- _TEXT BLOCK_:
+ + + + + + +

PROVIDED, HOWEVER, that notwithstanding the foregoing provisions of this Section
1, a "Change in Control" shall not be deemed to have occurred for purposes of
this Agreement solely because (i) Concord, (ii) an entity in which Concord
directly or indirectly beneficially owns 50% or more of the voting securities,
(iii) any Concord sponsored employee stock ownership plan or any other employee
benefit plan of Concord, or (iv) any corporation or legal person approved by the
Board of Directors prior to the occurrence of the event that, absent such
approval by the Board of Directors, would have constituted a Change in Control,
either files or becomes obligated to file a report or a proxy statement under or
in response to Schedule 13D, Schedule 14D-1, Form 8-K or Schedule 14A (or any
successor schedule, form or report or item therein) under the 1934 Act,
disclosing beneficial ownership by it of shares of Voting Stock, whether in
excess of 33% or otherwise, or because Concord reports that a change in control
of Concord has or may have occurred or will or may occur in the future by reason
of such beneficial ownership.

+ + + + + + +

(Region boundary data)
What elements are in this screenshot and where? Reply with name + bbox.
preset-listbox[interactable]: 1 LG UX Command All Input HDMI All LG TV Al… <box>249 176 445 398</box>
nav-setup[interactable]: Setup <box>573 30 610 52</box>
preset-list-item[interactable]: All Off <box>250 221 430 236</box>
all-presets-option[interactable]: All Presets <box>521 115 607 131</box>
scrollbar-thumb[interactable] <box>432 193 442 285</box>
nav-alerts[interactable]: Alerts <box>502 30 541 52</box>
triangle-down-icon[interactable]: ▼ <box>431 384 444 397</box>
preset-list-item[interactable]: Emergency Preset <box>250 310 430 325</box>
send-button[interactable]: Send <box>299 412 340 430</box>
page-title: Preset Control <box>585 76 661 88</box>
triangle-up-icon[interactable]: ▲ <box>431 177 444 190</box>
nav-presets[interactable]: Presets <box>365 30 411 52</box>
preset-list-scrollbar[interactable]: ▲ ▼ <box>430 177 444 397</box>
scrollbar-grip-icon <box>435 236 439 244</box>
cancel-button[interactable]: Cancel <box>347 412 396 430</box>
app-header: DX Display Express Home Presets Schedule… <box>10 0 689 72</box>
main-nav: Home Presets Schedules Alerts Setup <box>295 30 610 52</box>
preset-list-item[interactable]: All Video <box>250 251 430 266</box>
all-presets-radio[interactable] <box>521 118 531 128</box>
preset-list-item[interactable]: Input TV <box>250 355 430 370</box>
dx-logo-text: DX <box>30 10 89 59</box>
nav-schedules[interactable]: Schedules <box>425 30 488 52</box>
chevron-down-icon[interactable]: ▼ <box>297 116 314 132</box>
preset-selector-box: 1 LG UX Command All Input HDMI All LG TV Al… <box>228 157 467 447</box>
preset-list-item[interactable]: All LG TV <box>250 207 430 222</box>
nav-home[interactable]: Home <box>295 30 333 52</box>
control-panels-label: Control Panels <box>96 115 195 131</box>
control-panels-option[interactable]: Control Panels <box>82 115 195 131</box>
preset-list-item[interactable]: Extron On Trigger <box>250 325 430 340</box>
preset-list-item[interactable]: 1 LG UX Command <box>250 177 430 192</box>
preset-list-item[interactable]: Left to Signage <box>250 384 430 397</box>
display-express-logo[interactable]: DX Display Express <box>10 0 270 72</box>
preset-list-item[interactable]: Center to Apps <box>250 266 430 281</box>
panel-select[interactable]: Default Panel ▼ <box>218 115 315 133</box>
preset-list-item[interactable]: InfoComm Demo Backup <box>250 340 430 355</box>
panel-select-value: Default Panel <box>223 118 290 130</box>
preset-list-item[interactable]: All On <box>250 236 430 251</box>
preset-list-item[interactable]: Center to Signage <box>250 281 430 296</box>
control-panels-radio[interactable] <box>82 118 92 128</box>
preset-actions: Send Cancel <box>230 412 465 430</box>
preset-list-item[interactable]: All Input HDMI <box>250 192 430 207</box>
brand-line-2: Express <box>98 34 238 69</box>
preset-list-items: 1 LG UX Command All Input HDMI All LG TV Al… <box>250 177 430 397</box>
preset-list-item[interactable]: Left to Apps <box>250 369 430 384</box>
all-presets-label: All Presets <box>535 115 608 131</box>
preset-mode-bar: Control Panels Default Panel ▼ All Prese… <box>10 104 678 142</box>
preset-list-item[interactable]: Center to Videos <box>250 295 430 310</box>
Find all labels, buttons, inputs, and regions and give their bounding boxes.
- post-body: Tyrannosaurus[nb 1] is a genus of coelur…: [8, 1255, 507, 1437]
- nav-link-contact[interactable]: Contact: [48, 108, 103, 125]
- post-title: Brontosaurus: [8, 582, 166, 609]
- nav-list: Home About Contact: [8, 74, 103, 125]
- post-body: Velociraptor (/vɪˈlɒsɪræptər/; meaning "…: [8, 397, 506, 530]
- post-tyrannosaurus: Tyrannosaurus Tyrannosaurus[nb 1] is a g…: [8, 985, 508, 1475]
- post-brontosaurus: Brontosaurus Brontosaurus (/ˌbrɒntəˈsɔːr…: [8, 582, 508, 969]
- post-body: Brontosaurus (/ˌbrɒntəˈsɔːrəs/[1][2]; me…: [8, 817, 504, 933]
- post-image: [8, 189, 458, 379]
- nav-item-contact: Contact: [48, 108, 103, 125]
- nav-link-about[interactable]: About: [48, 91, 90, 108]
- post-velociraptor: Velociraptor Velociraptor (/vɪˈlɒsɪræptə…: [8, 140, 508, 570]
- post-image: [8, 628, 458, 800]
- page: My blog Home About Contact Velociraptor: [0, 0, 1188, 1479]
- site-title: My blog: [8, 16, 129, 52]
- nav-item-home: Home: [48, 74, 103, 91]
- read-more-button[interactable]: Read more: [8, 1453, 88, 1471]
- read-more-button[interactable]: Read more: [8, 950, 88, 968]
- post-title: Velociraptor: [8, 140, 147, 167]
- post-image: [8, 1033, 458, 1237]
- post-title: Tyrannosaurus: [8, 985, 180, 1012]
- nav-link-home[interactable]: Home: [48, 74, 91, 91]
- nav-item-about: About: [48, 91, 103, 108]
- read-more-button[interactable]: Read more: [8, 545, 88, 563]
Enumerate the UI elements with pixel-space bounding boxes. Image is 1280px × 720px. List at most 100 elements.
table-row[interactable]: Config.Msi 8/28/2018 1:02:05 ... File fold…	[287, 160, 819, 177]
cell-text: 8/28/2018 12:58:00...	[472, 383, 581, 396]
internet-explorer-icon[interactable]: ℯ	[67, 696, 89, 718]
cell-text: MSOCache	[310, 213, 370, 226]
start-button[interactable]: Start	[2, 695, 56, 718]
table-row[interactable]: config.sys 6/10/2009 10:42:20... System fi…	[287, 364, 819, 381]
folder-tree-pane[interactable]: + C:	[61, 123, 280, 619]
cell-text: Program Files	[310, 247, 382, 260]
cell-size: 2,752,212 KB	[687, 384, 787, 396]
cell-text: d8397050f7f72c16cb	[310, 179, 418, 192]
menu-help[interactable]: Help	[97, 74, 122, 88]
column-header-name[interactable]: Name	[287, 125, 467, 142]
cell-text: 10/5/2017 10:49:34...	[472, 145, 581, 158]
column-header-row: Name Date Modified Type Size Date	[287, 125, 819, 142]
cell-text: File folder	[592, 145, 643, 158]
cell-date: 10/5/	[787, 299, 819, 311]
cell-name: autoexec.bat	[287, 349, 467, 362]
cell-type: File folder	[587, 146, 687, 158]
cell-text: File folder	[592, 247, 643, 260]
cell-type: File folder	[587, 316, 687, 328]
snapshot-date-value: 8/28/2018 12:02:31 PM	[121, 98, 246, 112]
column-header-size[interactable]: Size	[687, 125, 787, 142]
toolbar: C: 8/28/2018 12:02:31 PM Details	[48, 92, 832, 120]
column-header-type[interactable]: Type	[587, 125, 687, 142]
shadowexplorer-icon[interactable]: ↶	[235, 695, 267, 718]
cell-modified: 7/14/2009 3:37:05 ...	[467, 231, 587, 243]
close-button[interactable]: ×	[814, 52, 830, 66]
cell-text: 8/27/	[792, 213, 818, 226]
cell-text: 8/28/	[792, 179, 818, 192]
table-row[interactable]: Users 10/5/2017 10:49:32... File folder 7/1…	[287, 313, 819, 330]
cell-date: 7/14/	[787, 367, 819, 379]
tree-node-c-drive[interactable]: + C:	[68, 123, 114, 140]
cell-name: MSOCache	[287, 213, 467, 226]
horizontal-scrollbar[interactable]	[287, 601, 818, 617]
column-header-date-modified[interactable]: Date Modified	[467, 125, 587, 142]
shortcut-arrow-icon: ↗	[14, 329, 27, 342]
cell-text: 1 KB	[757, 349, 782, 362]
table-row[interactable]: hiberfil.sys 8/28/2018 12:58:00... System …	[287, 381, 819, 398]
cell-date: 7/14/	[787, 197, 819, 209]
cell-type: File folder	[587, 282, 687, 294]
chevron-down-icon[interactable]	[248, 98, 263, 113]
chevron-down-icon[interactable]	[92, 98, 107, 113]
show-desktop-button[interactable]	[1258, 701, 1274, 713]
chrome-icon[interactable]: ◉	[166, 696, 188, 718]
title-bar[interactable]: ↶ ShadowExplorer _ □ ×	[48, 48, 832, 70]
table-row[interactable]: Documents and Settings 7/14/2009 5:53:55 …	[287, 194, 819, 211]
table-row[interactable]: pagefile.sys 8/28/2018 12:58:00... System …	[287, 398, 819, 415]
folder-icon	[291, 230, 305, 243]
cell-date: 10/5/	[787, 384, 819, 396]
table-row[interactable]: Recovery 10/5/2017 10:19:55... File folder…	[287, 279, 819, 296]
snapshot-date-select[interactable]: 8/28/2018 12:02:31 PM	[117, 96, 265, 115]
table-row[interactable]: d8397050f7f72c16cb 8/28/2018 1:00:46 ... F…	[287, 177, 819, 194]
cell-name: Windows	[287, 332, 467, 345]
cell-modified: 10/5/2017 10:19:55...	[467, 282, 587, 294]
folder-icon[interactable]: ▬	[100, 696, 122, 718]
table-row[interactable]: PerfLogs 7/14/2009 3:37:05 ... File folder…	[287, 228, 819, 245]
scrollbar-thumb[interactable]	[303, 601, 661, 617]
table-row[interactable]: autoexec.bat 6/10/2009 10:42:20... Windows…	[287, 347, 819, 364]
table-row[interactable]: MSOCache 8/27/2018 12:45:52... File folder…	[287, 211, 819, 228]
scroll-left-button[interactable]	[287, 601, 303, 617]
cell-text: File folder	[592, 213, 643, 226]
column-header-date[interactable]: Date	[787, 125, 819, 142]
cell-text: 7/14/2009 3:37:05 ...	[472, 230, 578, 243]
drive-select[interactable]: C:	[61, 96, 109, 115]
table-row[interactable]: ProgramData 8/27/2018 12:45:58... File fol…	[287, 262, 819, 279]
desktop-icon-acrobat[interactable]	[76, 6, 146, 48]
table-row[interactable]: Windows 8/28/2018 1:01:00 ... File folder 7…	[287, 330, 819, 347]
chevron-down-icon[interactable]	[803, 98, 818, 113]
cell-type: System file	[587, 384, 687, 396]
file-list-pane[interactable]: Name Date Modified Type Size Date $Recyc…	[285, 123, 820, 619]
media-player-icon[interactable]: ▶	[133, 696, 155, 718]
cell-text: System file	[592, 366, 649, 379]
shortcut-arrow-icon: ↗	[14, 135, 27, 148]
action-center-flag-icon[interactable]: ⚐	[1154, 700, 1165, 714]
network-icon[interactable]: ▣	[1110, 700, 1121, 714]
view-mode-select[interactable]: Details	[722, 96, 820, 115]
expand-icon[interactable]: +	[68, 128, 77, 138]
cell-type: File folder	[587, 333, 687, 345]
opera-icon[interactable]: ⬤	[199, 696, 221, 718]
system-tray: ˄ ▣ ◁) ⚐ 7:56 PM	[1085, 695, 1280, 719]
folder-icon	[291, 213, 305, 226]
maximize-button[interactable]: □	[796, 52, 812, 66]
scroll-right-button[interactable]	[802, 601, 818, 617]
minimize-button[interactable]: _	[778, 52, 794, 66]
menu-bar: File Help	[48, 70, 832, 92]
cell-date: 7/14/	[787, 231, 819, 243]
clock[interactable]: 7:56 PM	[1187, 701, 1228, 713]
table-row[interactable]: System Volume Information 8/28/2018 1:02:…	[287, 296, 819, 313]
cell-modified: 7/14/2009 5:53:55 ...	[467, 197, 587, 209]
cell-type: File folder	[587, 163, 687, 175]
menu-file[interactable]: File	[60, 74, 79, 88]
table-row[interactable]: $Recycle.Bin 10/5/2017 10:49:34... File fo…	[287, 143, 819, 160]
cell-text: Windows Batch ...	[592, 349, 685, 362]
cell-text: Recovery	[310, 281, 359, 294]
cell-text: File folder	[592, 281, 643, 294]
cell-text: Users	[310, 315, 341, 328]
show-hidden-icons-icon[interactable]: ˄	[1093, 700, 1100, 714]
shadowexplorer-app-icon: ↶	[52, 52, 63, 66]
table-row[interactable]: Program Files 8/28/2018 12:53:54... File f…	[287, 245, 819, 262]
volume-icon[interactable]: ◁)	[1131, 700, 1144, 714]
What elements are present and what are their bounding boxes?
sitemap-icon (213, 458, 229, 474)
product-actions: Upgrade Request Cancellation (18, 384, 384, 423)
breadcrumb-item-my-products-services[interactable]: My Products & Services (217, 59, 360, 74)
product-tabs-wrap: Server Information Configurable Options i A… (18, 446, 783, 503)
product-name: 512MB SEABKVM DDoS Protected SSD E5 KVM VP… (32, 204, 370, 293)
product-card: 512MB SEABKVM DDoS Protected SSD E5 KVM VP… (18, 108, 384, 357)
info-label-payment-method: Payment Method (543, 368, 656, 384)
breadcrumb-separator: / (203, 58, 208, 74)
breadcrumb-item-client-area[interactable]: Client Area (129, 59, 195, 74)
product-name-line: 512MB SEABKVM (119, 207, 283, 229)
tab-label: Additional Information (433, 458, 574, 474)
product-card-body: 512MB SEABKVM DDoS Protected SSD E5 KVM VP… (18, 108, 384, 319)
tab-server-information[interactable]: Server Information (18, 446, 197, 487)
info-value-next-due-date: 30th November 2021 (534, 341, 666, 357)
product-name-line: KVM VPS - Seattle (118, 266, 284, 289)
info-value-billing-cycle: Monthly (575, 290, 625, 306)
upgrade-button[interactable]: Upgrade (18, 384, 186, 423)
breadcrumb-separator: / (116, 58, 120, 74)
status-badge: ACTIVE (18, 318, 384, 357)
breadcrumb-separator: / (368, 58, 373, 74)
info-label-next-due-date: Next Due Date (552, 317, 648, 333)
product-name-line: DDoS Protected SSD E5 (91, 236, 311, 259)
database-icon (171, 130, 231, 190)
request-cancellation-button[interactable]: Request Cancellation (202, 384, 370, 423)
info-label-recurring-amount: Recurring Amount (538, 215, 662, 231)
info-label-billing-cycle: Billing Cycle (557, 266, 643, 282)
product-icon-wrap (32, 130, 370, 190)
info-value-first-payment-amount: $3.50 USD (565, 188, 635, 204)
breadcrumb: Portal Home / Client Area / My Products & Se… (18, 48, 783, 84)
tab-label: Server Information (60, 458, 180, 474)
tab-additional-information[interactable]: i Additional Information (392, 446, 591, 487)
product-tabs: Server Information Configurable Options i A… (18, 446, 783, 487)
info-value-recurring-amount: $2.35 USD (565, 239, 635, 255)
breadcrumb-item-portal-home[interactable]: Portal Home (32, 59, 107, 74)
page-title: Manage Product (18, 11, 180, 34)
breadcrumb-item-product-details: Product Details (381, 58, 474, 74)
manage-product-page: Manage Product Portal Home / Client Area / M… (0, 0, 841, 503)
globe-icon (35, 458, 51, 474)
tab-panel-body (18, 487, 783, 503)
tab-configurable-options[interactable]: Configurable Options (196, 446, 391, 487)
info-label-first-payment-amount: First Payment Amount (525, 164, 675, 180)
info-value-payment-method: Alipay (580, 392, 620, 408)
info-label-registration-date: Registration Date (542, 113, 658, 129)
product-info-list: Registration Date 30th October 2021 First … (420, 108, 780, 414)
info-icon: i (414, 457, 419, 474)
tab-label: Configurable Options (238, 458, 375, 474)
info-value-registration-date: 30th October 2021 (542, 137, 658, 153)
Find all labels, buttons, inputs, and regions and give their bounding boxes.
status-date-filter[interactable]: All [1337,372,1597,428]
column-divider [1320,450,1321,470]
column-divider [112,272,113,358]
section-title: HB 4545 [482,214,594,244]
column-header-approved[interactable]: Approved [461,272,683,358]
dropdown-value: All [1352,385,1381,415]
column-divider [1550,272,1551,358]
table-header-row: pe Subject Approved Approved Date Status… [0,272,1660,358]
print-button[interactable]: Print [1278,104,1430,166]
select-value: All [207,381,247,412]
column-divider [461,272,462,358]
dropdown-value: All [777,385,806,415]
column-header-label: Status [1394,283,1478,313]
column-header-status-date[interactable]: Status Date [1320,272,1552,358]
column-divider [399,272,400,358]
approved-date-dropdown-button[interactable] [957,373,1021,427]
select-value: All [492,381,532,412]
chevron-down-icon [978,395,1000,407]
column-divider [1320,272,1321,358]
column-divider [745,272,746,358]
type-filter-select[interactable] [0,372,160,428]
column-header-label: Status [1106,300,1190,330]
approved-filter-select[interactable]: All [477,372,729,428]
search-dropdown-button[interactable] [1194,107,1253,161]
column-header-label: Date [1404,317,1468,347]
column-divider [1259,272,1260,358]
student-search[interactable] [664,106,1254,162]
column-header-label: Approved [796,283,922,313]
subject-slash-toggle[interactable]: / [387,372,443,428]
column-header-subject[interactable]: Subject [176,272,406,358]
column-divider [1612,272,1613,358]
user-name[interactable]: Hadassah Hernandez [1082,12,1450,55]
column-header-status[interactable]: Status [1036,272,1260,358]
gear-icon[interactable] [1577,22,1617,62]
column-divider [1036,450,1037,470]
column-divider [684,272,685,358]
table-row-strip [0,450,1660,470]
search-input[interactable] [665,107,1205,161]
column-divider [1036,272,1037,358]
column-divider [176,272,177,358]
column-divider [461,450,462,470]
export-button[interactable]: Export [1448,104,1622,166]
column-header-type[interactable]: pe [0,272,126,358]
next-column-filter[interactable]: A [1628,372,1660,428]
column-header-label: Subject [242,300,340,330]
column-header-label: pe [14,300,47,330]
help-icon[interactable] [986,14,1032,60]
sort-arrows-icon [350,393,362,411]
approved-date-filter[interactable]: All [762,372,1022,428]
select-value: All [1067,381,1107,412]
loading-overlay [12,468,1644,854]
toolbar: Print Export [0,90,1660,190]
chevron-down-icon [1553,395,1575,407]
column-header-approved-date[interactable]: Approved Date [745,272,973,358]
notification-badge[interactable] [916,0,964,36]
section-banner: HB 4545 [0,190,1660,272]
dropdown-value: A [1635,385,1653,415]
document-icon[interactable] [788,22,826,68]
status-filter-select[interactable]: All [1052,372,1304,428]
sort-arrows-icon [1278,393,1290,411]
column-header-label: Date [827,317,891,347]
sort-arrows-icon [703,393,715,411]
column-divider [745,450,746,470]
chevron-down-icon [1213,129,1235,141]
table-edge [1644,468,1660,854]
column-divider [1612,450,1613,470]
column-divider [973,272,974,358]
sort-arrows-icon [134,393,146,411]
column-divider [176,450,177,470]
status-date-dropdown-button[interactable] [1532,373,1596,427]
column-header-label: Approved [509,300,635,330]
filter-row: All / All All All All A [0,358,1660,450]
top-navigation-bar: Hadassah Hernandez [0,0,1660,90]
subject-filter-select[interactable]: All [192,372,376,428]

+ + + + + + +

- _EXERCISE SET_:
a. In the Change in Control provision, what share of voting securities must Concord directly or indirectly beneficially own in an entity for that entity to fall under clause (ii)?
b. Resume the Change in Control provision, picking up after its final sentence.
The data bear no relation to the Change in Control provision.

- _EXPECTED RESPONSES_:
a. 50% or more of the voting securities.

b.
         (e)      Notwithstanding anything to the contrary in this Agreement, if
the Employee is a Disqualified Individual (as defined in Section 280G of the
Internal Revenue Code of 1986, as amended (the "Code")) and if any portion of
any acceleration of vesting, payment or transfer of property under this
Agreement would be an Excess Parachute Payment (as defined in Section 280G of
the Code) but for the application of this sentence, then the amount of such
acceleration, payment or transfer otherwise payable to the Employee pursuant to
this Agreement shall be reduced to the minimum extent necessary (but in no event
to less than zero) so that no portion of such payment, as so reduced,
constitutes an Excess Parachute Payment; provided, however, that no reduction
shall be made if the net economic effect would be disadvantageous to the
Employee, taking into account all the facts and circumstances including any tax
savings resulting from the reduction.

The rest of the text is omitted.